■ **Exercise aim**:
Copy, from the entries below, each line in which the string "цепи" appears.

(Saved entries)
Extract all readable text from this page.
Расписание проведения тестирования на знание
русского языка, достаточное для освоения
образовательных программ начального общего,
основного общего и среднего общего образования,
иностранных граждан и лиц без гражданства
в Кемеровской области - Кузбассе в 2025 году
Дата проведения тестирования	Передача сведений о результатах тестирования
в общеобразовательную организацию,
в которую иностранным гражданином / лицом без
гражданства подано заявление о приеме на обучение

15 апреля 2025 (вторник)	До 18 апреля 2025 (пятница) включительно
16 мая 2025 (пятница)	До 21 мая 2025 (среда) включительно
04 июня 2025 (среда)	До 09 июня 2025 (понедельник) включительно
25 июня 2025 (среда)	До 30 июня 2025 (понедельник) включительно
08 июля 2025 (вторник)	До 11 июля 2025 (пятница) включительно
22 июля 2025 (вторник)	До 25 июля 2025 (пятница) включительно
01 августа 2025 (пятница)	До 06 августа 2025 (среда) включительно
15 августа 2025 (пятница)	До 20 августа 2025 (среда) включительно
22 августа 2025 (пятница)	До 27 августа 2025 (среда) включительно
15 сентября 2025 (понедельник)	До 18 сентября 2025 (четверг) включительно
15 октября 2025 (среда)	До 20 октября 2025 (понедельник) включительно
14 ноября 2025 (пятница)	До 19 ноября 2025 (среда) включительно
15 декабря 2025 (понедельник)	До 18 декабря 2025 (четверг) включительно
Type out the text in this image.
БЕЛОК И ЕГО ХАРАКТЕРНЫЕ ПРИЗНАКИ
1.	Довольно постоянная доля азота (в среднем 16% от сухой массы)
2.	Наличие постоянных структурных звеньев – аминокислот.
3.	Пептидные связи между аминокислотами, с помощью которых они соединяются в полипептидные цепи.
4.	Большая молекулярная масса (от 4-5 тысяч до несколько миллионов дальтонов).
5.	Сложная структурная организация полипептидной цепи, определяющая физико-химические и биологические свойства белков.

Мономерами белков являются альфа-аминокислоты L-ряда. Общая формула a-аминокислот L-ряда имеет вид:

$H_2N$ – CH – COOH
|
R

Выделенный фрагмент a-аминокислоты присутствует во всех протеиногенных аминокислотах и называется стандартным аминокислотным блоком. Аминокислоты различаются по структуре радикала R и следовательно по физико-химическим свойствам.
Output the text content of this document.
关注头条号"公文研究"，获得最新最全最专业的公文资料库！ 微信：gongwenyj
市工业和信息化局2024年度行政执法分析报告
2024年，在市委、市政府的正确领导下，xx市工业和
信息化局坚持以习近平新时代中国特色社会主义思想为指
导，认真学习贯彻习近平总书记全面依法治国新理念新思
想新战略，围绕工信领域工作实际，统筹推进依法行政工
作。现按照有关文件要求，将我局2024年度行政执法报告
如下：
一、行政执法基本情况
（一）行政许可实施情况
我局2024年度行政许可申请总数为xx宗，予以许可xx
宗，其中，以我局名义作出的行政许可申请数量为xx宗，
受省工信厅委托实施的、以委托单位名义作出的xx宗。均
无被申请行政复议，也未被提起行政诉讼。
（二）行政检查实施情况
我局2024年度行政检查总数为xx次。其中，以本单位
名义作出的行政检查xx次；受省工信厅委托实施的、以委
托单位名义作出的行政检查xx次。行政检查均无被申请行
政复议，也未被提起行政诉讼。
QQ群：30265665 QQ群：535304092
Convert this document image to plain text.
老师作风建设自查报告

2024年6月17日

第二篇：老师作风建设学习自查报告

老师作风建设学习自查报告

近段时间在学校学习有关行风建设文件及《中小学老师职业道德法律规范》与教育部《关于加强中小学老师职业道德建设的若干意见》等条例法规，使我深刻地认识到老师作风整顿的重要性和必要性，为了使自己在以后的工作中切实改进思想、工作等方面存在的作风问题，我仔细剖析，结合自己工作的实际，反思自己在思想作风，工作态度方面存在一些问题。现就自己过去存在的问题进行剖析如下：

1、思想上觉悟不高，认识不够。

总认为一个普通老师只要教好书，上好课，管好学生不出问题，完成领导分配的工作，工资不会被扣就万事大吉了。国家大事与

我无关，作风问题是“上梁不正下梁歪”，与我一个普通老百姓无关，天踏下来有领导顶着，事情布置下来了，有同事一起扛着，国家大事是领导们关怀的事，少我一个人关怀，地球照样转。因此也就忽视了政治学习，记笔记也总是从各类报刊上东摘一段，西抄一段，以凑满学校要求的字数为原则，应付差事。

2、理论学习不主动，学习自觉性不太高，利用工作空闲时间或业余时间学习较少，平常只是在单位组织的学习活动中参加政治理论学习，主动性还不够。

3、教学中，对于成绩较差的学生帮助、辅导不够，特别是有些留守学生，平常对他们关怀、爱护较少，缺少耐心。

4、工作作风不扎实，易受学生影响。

■ **Exercise solution**:
3.	Пептидные связи между аминокислотами, с помощью которых они соединяются в полипептидные цепи.
5.	Сложная структурная организация полипептидной цепи, определяющая физико-химические и биологические свойства белков.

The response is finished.